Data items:
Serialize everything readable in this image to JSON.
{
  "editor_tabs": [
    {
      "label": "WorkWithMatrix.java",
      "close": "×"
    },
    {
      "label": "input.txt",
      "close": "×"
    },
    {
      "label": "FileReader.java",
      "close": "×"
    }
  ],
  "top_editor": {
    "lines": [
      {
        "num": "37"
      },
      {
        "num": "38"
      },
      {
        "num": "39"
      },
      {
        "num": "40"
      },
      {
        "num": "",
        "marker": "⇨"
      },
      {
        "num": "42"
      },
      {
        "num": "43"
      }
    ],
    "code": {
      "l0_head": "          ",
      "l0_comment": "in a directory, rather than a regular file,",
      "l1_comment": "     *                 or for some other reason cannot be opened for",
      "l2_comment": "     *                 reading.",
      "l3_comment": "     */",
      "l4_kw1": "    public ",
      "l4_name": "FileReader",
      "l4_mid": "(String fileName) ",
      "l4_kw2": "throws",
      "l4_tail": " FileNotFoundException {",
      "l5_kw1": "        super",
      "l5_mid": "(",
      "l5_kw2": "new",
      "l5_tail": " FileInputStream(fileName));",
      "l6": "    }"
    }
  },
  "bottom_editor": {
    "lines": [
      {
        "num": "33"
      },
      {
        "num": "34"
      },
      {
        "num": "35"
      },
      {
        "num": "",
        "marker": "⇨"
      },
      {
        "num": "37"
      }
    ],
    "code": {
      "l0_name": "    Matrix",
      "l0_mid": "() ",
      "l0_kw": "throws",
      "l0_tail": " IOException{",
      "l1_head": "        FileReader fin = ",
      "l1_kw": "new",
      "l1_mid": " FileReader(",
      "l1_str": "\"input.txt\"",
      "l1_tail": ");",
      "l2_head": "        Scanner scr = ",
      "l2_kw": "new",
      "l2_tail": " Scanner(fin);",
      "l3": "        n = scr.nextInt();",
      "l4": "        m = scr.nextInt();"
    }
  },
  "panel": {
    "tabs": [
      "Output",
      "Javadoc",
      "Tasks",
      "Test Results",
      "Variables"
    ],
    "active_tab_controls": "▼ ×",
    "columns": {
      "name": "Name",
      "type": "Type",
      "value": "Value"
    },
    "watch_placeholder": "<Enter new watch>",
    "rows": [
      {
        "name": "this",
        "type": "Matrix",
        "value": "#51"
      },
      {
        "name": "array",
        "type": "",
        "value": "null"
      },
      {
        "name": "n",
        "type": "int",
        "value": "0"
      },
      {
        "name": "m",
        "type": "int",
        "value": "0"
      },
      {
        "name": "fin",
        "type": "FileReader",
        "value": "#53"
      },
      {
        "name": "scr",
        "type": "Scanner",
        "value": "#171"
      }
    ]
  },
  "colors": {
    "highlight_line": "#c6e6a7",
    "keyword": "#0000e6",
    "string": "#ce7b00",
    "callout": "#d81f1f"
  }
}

> [What the task requires] Within the data above, count the lines that contain the string "fileName"; the reply is the number alone.

> [Solution for this problem] 2